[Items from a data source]
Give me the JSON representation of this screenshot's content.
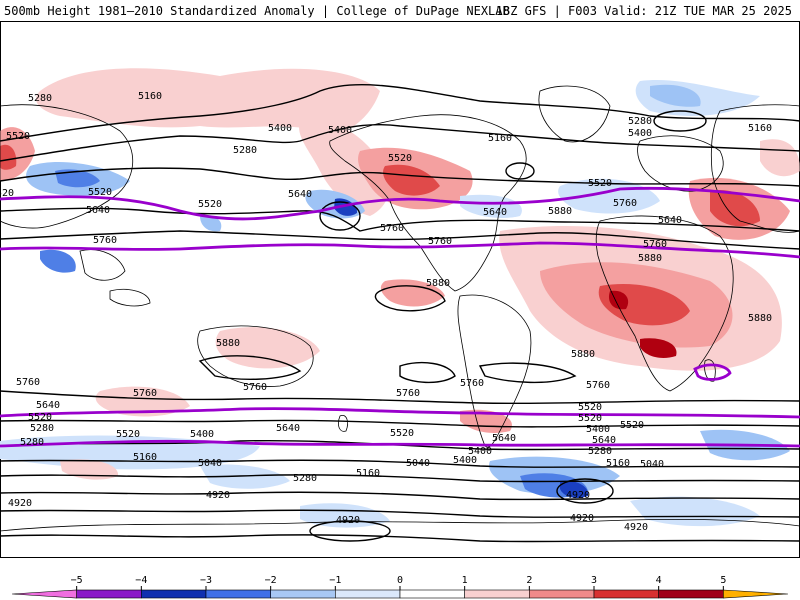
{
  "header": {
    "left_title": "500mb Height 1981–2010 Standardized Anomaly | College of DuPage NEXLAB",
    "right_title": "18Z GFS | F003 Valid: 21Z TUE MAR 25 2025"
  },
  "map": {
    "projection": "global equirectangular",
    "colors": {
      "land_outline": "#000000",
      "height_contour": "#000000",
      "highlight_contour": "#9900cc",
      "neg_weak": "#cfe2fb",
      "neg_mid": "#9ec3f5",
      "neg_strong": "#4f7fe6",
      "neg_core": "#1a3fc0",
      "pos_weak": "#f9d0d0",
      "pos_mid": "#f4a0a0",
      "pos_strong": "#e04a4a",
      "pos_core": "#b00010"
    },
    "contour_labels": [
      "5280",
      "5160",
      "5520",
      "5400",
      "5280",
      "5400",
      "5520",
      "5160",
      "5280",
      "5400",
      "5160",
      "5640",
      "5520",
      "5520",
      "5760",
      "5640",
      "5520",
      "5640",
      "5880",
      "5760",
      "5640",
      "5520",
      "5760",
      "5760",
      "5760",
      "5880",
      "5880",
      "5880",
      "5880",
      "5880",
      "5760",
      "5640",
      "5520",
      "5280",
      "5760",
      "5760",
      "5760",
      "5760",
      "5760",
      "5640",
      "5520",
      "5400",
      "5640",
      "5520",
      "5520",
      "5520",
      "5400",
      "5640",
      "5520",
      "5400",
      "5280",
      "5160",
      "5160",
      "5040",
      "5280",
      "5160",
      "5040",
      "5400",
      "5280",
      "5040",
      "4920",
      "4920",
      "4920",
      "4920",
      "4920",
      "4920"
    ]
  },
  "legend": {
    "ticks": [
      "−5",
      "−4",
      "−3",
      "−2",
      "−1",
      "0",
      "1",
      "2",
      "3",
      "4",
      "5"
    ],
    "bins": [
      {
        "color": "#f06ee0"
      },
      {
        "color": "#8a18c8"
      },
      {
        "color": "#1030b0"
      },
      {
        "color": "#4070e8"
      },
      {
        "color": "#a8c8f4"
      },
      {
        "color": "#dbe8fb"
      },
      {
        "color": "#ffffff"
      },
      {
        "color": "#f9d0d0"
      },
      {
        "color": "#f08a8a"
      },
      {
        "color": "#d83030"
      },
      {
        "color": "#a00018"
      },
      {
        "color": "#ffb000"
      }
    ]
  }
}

§ **What the task asks**
Every line above should be returned exactly; the pictures stay out.

§ **Correct output**
Give me the JSON representation of this screenshot's content.
{
  "header": {
    "left_title": "500mb Height 1981–2010 Standardized Anomaly | College of DuPage NEXLAB",
    "right_title": "18Z GFS | F003 Valid: 21Z TUE MAR 25 2025"
  },
  "map": {
    "projection": "global equirectangular",
    "colors": {
      "land_outline": "#000000",
      "height_contour": "#000000",
      "highlight_contour": "#9900cc",
      "neg_weak": "#cfe2fb",
      "neg_mid": "#9ec3f5",
      "neg_strong": "#4f7fe6",
      "neg_core": "#1a3fc0",
      "pos_weak": "#f9d0d0",
      "pos_mid": "#f4a0a0",
      "pos_strong": "#e04a4a",
      "pos_core": "#b00010"
    },
    "contour_labels": [
      "5280",
      "5160",
      "5520",
      "5400",
      "5280",
      "5400",
      "5520",
      "5160",
      "5280",
      "5400",
      "5160",
      "5640",
      "5520",
      "5520",
      "5760",
      "5640",
      "5520",
      "5640",
      "5880",
      "5760",
      "5640",
      "5520",
      "5760",
      "5760",
      "5760",
      "5880",
      "5880",
      "5880",
      "5880",
      "5880",
      "5760",
      "5640",
      "5520",
      "5280",
      "5760",
      "5760",
      "5760",
      "5760",
      "5760",
      "5640",
      "5520",
      "5400",
      "5640",
      "5520",
      "5520",
      "5520",
      "5400",
      "5640",
      "5520",
      "5400",
      "5280",
      "5160",
      "5160",
      "5040",
      "5280",
      "5160",
      "5040",
      "5400",
      "5280",
      "5040",
      "4920",
      "4920",
      "4920",
      "4920",
      "4920",
      "4920"
    ]
  },
  "legend": {
    "ticks": [
      "−5",
      "−4",
      "−3",
      "−2",
      "−1",
      "0",
      "1",
      "2",
      "3",
      "4",
      "5"
    ],
    "bins": [
      {
        "color": "#f06ee0"
      },
      {
        "color": "#8a18c8"
      },
      {
        "color": "#1030b0"
      },
      {
        "color": "#4070e8"
      },
      {
        "color": "#a8c8f4"
      },
      {
        "color": "#dbe8fb"
      },
      {
        "color": "#ffffff"
      },
      {
        "color": "#f9d0d0"
      },
      {
        "color": "#f08a8a"
      },
      {
        "color": "#d83030"
      },
      {
        "color": "#a00018"
      },
      {
        "color": "#ffb000"
      }
    ]
  }
}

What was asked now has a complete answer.